───── Information shown

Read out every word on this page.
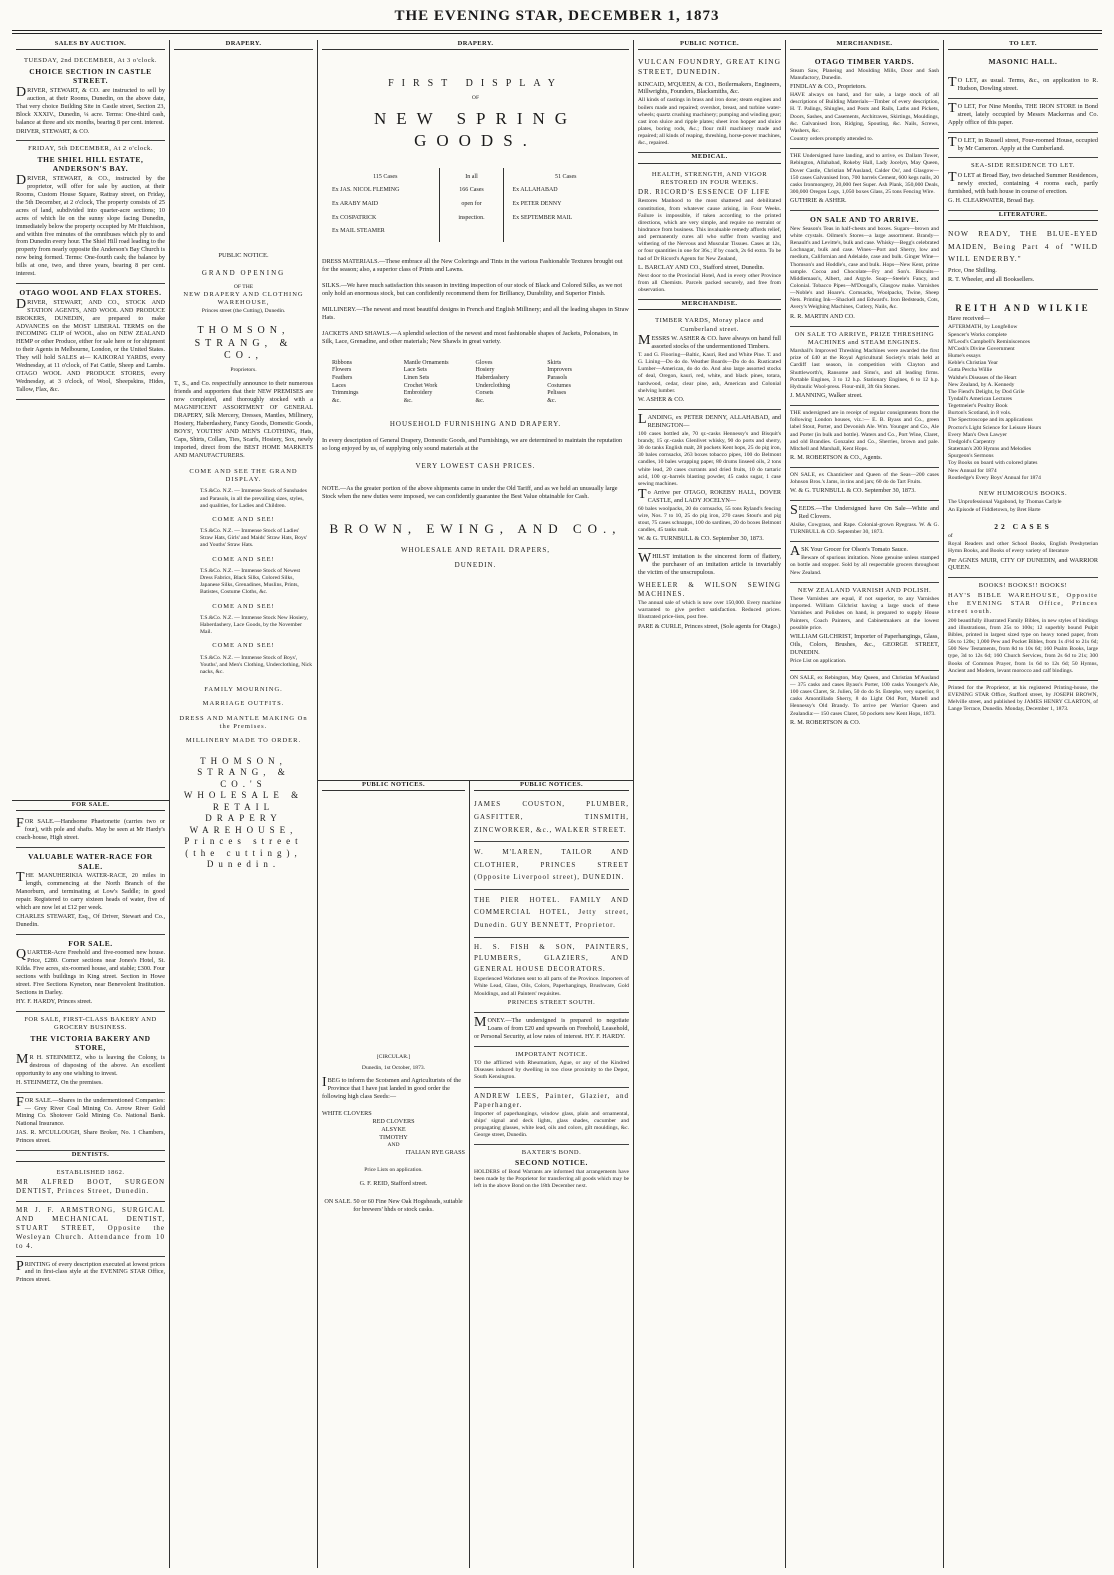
THE EVENING STAR, DECEMBER 1, 1873
SALES BY AUCTION.
TUESDAY, 2nd DECEMBER, At 3 o'clock.
CHOICE SECTION IN CASTLE STREET.

DRIVER, STEWART, & CO. are instructed to sell by auction, at their Rooms, Dunedin, on the above date, That very choice Building Site in Castle street, Section 23, Block XXXIV., Dunedin, ¼ acre. Terms: One-third cash, balance at three and six months, bearing 8 per cent. interest.

DRIVER, STEWART, & CO.

FRIDAY, 5th DECEMBER, At 2 o'clock.
THE SHIEL HILL ESTATE, ANDERSON'S BAY.

DRIVER, STEWART, & CO., instructed by the proprietor, will offer for sale by auction, at their Rooms, Custom House Square, Rattray street, on Friday, the 5th December, at 2 o'clock, The property consists of 25 acres of land, subdivided into quarter-acre sections; 10 acres of which lie on the sunny slope facing Dunedin, immediately below the property occupied by Mr Hutchison, and within five minutes of the omnibuses which ply to and from Dunedin every hour. The Shiel Hill road leading to the property from nearly opposite the Anderson's Bay Church is now being formed. Terms: One-fourth cash; the balance by bills at one, two, and three years, bearing 8 per cent. interest.

OTAGO WOOL AND FLAX STORES.

DRIVER, STEWART, AND CO., STOCK AND STATION AGENTS, AND WOOL AND PRODUCE BROKERS, DUNEDIN, are prepared to make ADVANCES on the MOST LIBERAL TERMS on the INCOMING CLIP of WOOL, also on NEW ZEALAND HEMP or other Produce, either for sale here or for shipment to their Agents in Melbourne, London, or the United States. They will hold SALES at— KAIKORAI YARDS, every Wednesday, at 11 o'clock, of Fat Cattle, Sheep and Lambs. OTAGO WOOL AND PRODUCE STORES, every Wednesday, at 3 o'clock, of Wool, Sheepskins, Hides, Tallow, Flax, &c.

FOR SALE.

FOR SALE.—Handsome Phaetonette (carries two or four), with pole and shafts. May be seen at Mr Hardy's coach-house, High street.

VALUABLE WATER-RACE FOR SALE.

THE MANUHERIKIA WATER-RACE, 20 miles in length, commencing at the North Branch of the Manorburn, and terminating at Low's Saddle; in good repair. Registered to carry sixteen heads of water, five of which are now let at £12 per week.

CHARLES STEWART, Esq., Of Driver, Stewart and Co., Dunedin.

FOR SALE.

QUARTER-Acre Freehold and five-roomed new house. Price, £280. Corner sections near Jones's Hotel, St. Kilda. Five acres, six-roomed house, and stable; £300. Four sections with buildings in King street. Section in Howe street. Five Sections Kyneton, near Benevolent Institution. Sections in Darley.

HY. F. HARDY, Princes street.

FOR SALE, FIRST-CLASS BAKERY AND GROCERY BUSINESS.
THE VICTORIA BAKERY AND STORE,

MR H. STEINMETZ, who is leaving the Colony, is desirous of disposing of the above. An excellent opportunity to any one wishing to invest.

H. STEINMETZ, On the premises.

FOR SALE.—Shares in the undermentioned Companies:— Grey River Coal Mining Co. Arrow River Gold Mining Co. Shotover Gold Mining Co. National Bank. National Insurance.

JAS. R. M'CULLOUGH, Share Broker, No. 1 Chambers, Princes street.

DENTISTS.
ESTABLISHED 1862.

MR ALFRED BOOT, SURGEON DENTIST, Princes Street, Dunedin.

MR J. F. ARMSTRONG, SURGICAL AND MECHANICAL DENTIST, STUART STREET, Opposite the Wesleyan Church. Attendance from 10 to 4.

PRINTING of every description executed at lowest prices and in first-class style at the EVENING STAR Office, Princes street.

DRAPERY.
PUBLIC NOTICE.
GRAND OPENING
OF THE
NEW DRAPERY AND CLOTHING WAREHOUSE,
Princes street (the Cutting), Dunedin.
THOMSON, STRANG, & CO.,
Proprietors.

T., S., and Co. respectfully announce to their numerous friends and supporters that their NEW PREMISES are now completed, and thoroughly stocked with a MAGNIFICENT ASSORTMENT OF GENERAL DRAPERY, Silk Mercery, Dresses, Mantles, Millinery, Hosiery, Haberdashery, Fancy Goods, Domestic Goods, BOYS', YOUTHS' AND MEN'S CLOTHING, Hats, Caps, Shirts, Collars, Ties, Scarfs, Hosiery, Sox, newly imported, direct from the BEST HOME MARKETS AND MANUFACTURERS.

COME AND SEE THE GRAND DISPLAY.

T.S.&Co. N.Z. — Immense Stock of Sunshades and Parasols, in all the prevailing sizes, styles, and qualities, for Ladies and Children.

COME AND SEE!

T.S.&Co. N.Z. — Immense Stock of Ladies' Straw Hats, Girls' and Maids' Straw Hats, Boys' and Youths' Straw Hats.

COME AND SEE!

T.S.&Co. N.Z. — Immense Stock of Newest Dress Fabrics, Black Silks, Colored Silks, Japanese Silks, Grenadines, Muslins, Prints, Batistes, Costume Cloths, &c.

COME AND SEE!

T.S.&Co. N.Z. — Immense Stock New Hosiery, Haberdashery, Lace Goods, by the November Mail.

COME AND SEE!

T.S.&Co. N.Z. — Immense Stock of Boys', Youths', and Men's Clothing, Underclothing, Nick nacks, &c.

FAMILY MOURNING.
MARRIAGE OUTFITS.
DRESS AND MANTLE MAKING On the Premises.
MILLINERY MADE TO ORDER.
THOMSON, STRANG, & CO.'S WHOLESALE & RETAIL DRAPERY WAREHOUSE, Princes street (the cutting), Dunedin.
DRAPERY.
FIRST DISPLAY
OF
NEW SPRING GOODS.

115 Cases

Ex JAS. NICOL FLEMING

Ex ARABY MAID

Ex COSPATRICK

Ex MAIL STEAMER

In all

166 Cases

open for

inspection.

51 Cases

Ex ALLAHABAD

Ex PETER DENNY

Ex SEPTEMBER MAIL

DRESS MATERIALS.—These embrace all the New Colorings and Tints in the various Fashionable Textures brought out for the season; also, a superior class of Prints and Lawns.

SILKS.—We have much satisfaction this season in inviting inspection of our stock of Black and Colored Silks, as we not only hold an enormous stock, but can confidently recommend them for Brilliancy, Durability, and Superior Finish.

MILLINERY.—The newest and most beautiful designs in French and English Millinery; and all the leading shapes in Straw Hats.

JACKETS AND SHAWLS.—A splendid selection of the newest and most fashionable shapes of Jackets, Polonaises, in Silk, Lace, Grenadine, and other materials; New Shawls in great variety.

Ribbons

Flowers

Feathers

Laces

Trimmings

&c.

Mantle Ornaments

Lace Sets

Linen Sets

Crochet Work

Embroidery

&c.

Gloves

Hosiery

Haberdashery

Underclothing

Corsets

&c.

Skirts

Improvers

Parasols

Costumes

Pelisses

&c.

HOUSEHOLD FURNISHING AND DRAPERY.

In every description of General Drapery, Domestic Goods, and Furnishings, we are determined to maintain the reputation so long enjoyed by us, of supplying only sound materials at the

VERY LOWEST CASH PRICES.

NOTE.—As the greater portion of the above shipments came in under the Old Tariff, and as we held an unusually large Stock when the new duties were imposed, we can confidently guarantee the Best Value obtainable for Cash.

BROWN, EWING, AND CO.,
WHOLESALE AND RETAIL DRAPERS,
DUNEDIN.
PUBLIC NOTICES.
[CIRCULAR.]
Dunedin, 1st October, 1873.

IBEG to inform the Scotsmen and Agriculturists of the Province that I have just landed in good order the following high class Seeds:—

WHITE CLOVERS

RED CLOVERS

ALSYKE

TIMOTHY

AND

ITALIAN RYE GRASS

Price Lists on application.
G. F. REID, Stafford street.

ON SALE. 50 or 60 Fine New Oak Hogsheads, suitable for brewers' hhds or stock casks.

PUBLIC NOTICES.

JAMES COUSTON, PLUMBER, GASFITTER, TINSMITH, ZINCWORKER, &c., WALKER STREET.

W. M'LAREN, TAILOR AND CLOTHIER, PRINCES STREET (Opposite Liverpool street), DUNEDIN.

THE PIER HOTEL. FAMILY AND COMMERCIAL HOTEL, Jetty street, Dunedin. GUY BENNETT, Proprietor.

H. S. FISH & SON, PAINTERS, PLUMBERS, GLAZIERS, AND GENERAL HOUSE DECORATORS.

Experienced Workmen sent to all parts of the Province. Importers of White Lead, Glass, Oils, Colors, Paperhangings, Brushware, Gold Mouldings, and all Painters' requisites.

PRINCES STREET SOUTH.

MONEY.—The undersigned is prepared to negotiate Loans of from £20 and upwards on Freehold, Leasehold, or Personal Security, at low rates of interest. HY. F. HARDY.

IMPORTANT NOTICE.

TO the afflicted with Rheumatism, Ague, or any of the Kindred Diseases induced by dwelling in too close proximity to the Depot, South Kensington.

ANDREW LEES, Painter, Glazier, and Paperhanger.

Importer of paperhangings, window glass, plain and ornamental, ships' signal and deck lights, glass shades, cucumber and propagating glasses, white lead, oils and colors, gilt mouldings, &c. George street, Dunedin.

BAXTER'S BOND.
SECOND NOTICE.

HOLDERS of Bond Warrants are informed that arrangements have been made by the Proprietor for transferring all goods which may be left in the above Bond on the 18th December next.

PUBLIC NOTICE.

VULCAN FOUNDRY, GREAT KING STREET, DUNEDIN.

KINCAID, M'QUEEN, & CO., Boilermakers, Engineers, Millwrights, Founders, Blacksmiths, &c.

All kinds of castings in brass and iron done; steam engines and boilers made and repaired; overshot, breast, and turbine water-wheels; quartz crushing machinery; pumping and winding gear; cast iron sluice and ripple plates; sheet iron hopper and sluice plates, boring rods, &c.; flour mill machinery made and repaired; all kinds of reaping, threshing, horse-power machines, &c., repaired.

MEDICAL.
HEALTH, STRENGTH, AND VIGOR RESTORED IN FOUR WEEKS.

DR. RICORD'S ESSENCE OF LIFE

Restores Manhood to the most shattered and debilitated constitution, from whatever cause arising, in Four Weeks. Failure is impossible, if taken according to the printed directions, which are very simple, and require no restraint or hindrance from business. This invaluable remedy affords relief, and permanently cures all who suffer from wasting and withering of the Nervous and Muscular Tissues. Cases at 12s, or four quantities in one for 36s.; if by coach, 2s 6d extra. To be had of Dr Ricord's Agents for New Zealand,

L. BARCLAY AND CO., Stafford street, Dunedin.

Next door to the Provincial Hotel, And in every other Province from all Chemists. Parcels packed securely, and free from observation.

MERCHANDISE.
TIMBER YARDS, Moray place and Cumberland street.

MESSRS W. ASHER & CO. have always on hand full assorted stocks of the undermentioned Timbers.

T. and G. Flooring—Baltic, Kauri, Red and White Pine. T. and G. Lining—Do do do. Weather Boards—Do do do. Rusticated Lumber—American, do do do. And also large assorted stocks of deal, Oregon, kauri, red, white, and black pines, totara, hardwood, cedar, clear pine, ash, American and Colonial shelving lumber.

W. ASHER & CO.

LANDING, ex PETER DENNY, ALLAHABAD, and REBINGTON—

100 cases bottled ale, 70 qr.-casks Hennessy's and Bisquit's brandy, 15 qr.-casks Glenlivet whisky, 90 do ports and sherry, 30 do tanks English malt, 28 pockets Kent hops, 25 do pig iron, 30 bales cornsacks, 263 boxes tobacco pipes, 100 do Belmont candles, 10 bales wrapping paper, 80 drums linseed oils, 2 tons white lead, 20 cases currants and dried fruits, 10 do tartaric acid, 100 qr.-barrels blasting powder, 45 casks sugar, 1 case sewing machines.

To Arrive per OTAGO, ROKEBY HALL, DOVER CASTLE, and LADY JOCELYN—

60 bales woolpacks, 20 do cornsacks, 55 tons Ryland's fencing wire, Nos. 7 to 10, 25 do pig iron, 270 cases Stout's and pig stout, 75 cases schnapps, 100 do sardines, 20 do boxes Belmont candles, 45 tanks malt.

W. & G. TURNBULL & CO. September 30, 1873.

WHILST imitation is the sincerest form of flattery, the purchaser of an imitation article is invariably the victim of the unscrupulous.

WHEELER & WILSON SEWING MACHINES.

The annual sale of which is now over 150,000. Every machine warranted to give perfect satisfaction. Reduced prices. Illustrated price-lists, post free.

PARE & CURLE, Princes street, (Sole agents for Otago.)

MERCHANDISE.
OTAGO TIMBER YARDS.

Steam Saw, Planeing and Moulding Mills, Door and Sash Manufactory, Dunedin.

FINDLAY & CO., Proprietors.

HAVE always on hand, and for sale, a large stock of all descriptions of Building Materials—Timber of every description, H. T. Palings, Shingles, and Posts and Rails, Laths and Pickets, Doors, Sashes, and Casements, Architraves, Skirtings, Mouldings, &c. Galvanised Iron, Ridging, Spouting, &c. Nails, Screws, Washers, &c.

Country orders promptly attended to.

THE Undersigned have landing, and to arrive, ex Dallam Tower, Rebington, Allahabad, Rokeby Hall, Lady Jocelyn, May Queen, Dover Castle, Christian M'Ausland, Calder Ou', and Glasgow— 150 cases Galvanised Iron, 700 barrels Cement, 600 kegs nails, 20 casks Ironmongery, 20,000 feet Super. Ash Plank, 350,000 Deals, 300,000 Oregon Logs, 1,050 boxes Glass, 25 tons Fencing Wire.

GUTHRIE & ASHER.

ON SALE AND TO ARRIVE.

New Season's Teas in half-chests and boxes. Sugars—brown and white crystals. Oilmen's Stores—a large assortment. Brandy—Renault's and Levitte's, bulk and case. Whisky—Begg's celebrated Lochnagar, bulk and case. Wines—Port and Sherry, low and medium, Californian and Adelaide, case and bulk. Ginger Wine—Thomson's and Hoddle's, case and bulk. Hops—New Kent, prime sample. Cocoa and Chocolate—Fry and Son's. Biscuits—Middlemass's, Albert, and Argyle. Soap—Steele's Fancy, and Colonial. Tobacco Pipes—M'Dougal's, Glasgow make. Varnishes—Noble's and Hoare's. Cornsacks, Woolpacks, Twine, Sheep Nets. Printing Ink—Shackell and Edward's. Iron Bedsteads, Cots, Avery's Weighing Machines, Cutlery, Nails, &c.

R. R. MARTIN AND CO.

ON SALE TO ARRIVE, PRIZE THRESHING MACHINES and STEAM ENGINES.

Marshall's Improved Threshing Machines were awarded the first prize of £40 at the Royal Agricultural Society's trials held at Cardiff last season, in competition with Clayton and Shuttleworth's, Ransome and Sims's, and all leading firms. Portable Engines, 3 to 12 h.p. Stationary Engines, 6 to 12 h.p. Hydraulic Wool-press. Flour-mill, 3ft 6in Stones.

J. MANNING, Walker street.

THE undersigned are in receipt of regular consignments from the following London houses, viz.:— E. B. Byass and Co., green label Stout, Porter, and Devonish Ale. Wm. Younger and Co., Ale and Porter (in bulk and bottle). Waters and Co., Port Wine, Claret, and old Brandies. Gonzalez and Co., Sherries, brown and pale. Mitchell and Marshall, Kent Hops.

R. M. ROBERTSON & CO., Agents.

ON SALE, ex Chanticleer and Queen of the Seas—200 cases Johnson Bros.'s Jams, in tins and jars; 60 do do Tart Fruits.

W. & G. TURNBULL & CO. September 30, 1873.

SEEDS.—The Undersigned have On Sale—White and Red Clovers.

Alsike, Cowgrass, and Rape. Colonial-grown Ryegrass. W. & G. TURNBULL & CO. September 30, 1873.

ASK Your Grocer for Olson's Tomato Sauce.

Beware of spurious imitation. None genuine unless stamped on bottle and stopper. Sold by all respectable grocers throughout New Zealand.

NEW ZEALAND VARNISH AND POLISH.

These Varnishes are equal, if not superior, to any Varnishes imported. William Gilchrist having a large stock of these Varnishes and Polishes on hand, is prepared to supply House Painters, Coach Painters, and Cabinetmakers at the lowest possible price.

WILLIAM GILCHRIST, Importer of Paperhangings, Glass, Oils, Colors, Brushes, &c., GEORGE STREET, DUNEDIN.

Price List on application.

ON SALE, ex Rebington, May Queen, and Christian M'Ausland— 375 casks and cases Byass's Porter, 100 casks Younger's Ale, 100 cases Claret, St. Julien, 50 do do St. Estephe, very superior, 8 casks Amontillado Sherry, 8 do Light Old Port, Martell and Hennessy's Old Brandy. To arrive per Warrior Queen and Zealandia:— 150 cases Claret, 50 pockets new Kent Hops, 1873.

R. M. ROBERTSON & CO.

TO LET.
MASONIC HALL.

TO LET, as usual. Terms, &c., on application to R. Hudson, Dowling street.

TO LET, For Nine Months, THE IRON STORE in Bond street, lately occupied by Messrs Mackerras and Co. Apply office of this paper.

TO LET, in Russell street, Four-roomed House, occupied by Mr Cameron. Apply at the Cumberland.

SEA-SIDE RESIDENCE TO LET.

TO LET at Broad Bay, two detached Summer Residences, newly erected, containing 4 rooms each, partly furnished, with bath house in course of erection.

G. H. CLEARWATER, Broad Bay.

LITERATURE.

NOW READY, THE BLUE-EYED MAIDEN, Being Part 4 of "WILD WILL ENDERBY."

Price, One Shilling.

R. T. Wheeler, and all Booksellers.

REITH AND WILKIE

Have received—

AFTERMATH, by Longfellow

Spencer's Works complete

M'Leod's Campbell's Reminiscences

M'Cosh's Divine Government

Hume's essays

Keble's Christian Year

Gutta Percha Willie

Walshe's Diseases of the Heart

New Zealand, by A. Kennedy

The Fiend's Delight, by Dod Grile

Tyndall's American Lectures

Tegetmeier's Poultry Book

Burton's Scotland, in 8 vols.

The Spectroscope and its applications

Proctor's Light Science for Leisure Hours

Every Man's Own Lawyer

Tredgold's Carpentry

Stateman's 200 Hymns and Melodies

Spurgeon's Sermons

Toy Books on board with colored plates

New Annual for 1874

Routledge's Every Boys' Annual for 1874

NEW HUMOROUS BOOKS.

The Unprofessional Vagabond, by Thomas Carlyle

An Episode of Fiddletown, by Bret Harte

22 CASES

of

Royal Readers and other School Books, English Presbyterian Hymn Books, and Books of every variety of literature

Per AGNES MUIR, CITY OF DUNEDIN, and WARRIOR QUEEN.

BOOKS! BOOKS!! BOOKS!

HAY'S BIBLE WAREHOUSE, Opposite the EVENING STAR Office, Princes street south.

200 beautifully illustrated Family Bibles, in new styles of bindings and illustrations, from 25s to 100s; 12 superbly bound Pulpit Bibles, printed in largest sized type on heavy toned paper, from 50s to 120s; 1,000 Pew and Pocket Bibles, from 1s 4½d to 21s 6d; 500 New Testaments, from 8d to 10s 6d; 160 Psalm Books, large type, 3d to 12s 6d; 160 Church Services, from 2s 6d to 21s; 300 Books of Common Prayer, from 1s 6d to 12s 6d; 50 Hymns, Ancient and Modern, levant morocco and calf bindings.

Printed for the Proprietor, at his registered Printing-house, the EVENING STAR Office, Stafford street, by JOSEPH BROWN, Melville street, and published by JAMES HENRY CLARTON, of Lange Terrace, Dunedin. Monday, December 1, 1873.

──────────

▸ **What you need to do**
Work out the number of lines in this listing that include the word "GRAND". Reply with that number only.

▸ **Solution**
2